> WHAT IS ASKED: Wherever a line in the data below holds "єднання", copy that line.

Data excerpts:
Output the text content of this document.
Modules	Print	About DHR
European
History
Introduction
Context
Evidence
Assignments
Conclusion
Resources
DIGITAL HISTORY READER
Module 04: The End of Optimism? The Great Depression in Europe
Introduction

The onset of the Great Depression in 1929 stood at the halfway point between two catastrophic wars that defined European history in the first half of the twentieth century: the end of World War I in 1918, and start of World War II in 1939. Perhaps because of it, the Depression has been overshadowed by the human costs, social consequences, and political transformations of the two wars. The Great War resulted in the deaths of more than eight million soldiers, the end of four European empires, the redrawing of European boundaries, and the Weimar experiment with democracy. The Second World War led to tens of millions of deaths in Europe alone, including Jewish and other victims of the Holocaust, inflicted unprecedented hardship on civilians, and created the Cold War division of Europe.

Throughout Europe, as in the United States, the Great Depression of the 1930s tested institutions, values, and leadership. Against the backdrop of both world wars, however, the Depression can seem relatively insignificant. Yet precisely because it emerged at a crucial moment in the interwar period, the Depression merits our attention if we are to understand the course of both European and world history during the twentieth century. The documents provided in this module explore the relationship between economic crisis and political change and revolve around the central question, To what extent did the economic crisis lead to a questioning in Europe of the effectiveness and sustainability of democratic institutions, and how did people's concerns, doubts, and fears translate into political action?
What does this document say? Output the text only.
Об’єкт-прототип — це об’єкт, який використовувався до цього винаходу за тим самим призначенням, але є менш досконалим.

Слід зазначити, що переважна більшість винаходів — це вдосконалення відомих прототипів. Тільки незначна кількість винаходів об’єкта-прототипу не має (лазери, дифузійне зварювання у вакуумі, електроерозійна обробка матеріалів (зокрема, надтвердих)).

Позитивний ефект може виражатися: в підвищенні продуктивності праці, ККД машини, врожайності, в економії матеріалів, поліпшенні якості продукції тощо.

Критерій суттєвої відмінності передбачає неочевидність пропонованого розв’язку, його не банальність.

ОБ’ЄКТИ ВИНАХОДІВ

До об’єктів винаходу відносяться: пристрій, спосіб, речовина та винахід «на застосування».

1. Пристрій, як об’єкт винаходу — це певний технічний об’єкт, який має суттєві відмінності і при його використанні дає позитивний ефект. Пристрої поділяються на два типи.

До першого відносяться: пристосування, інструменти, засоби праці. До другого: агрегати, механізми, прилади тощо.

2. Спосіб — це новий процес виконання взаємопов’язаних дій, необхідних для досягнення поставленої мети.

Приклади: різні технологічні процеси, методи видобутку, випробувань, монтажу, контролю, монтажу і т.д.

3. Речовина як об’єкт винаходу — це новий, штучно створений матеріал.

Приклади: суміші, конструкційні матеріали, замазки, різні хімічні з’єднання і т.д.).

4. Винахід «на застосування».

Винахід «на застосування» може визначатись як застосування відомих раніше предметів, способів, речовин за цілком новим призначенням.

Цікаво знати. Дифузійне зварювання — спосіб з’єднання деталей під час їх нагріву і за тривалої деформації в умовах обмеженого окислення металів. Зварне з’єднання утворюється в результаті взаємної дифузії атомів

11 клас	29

> OUTPUT:
Приклади: суміші, конструкційні матеріали, замазки, різні хімічні з’єднання і т.д.).
Цікаво знати. Дифузійне зварювання — спосіб з’єднання деталей під час їх нагріву і за тривалої деформації в умовах обмеженого окислення металів. Зварне з’єднання утворюється в результаті взаємної дифузії атомів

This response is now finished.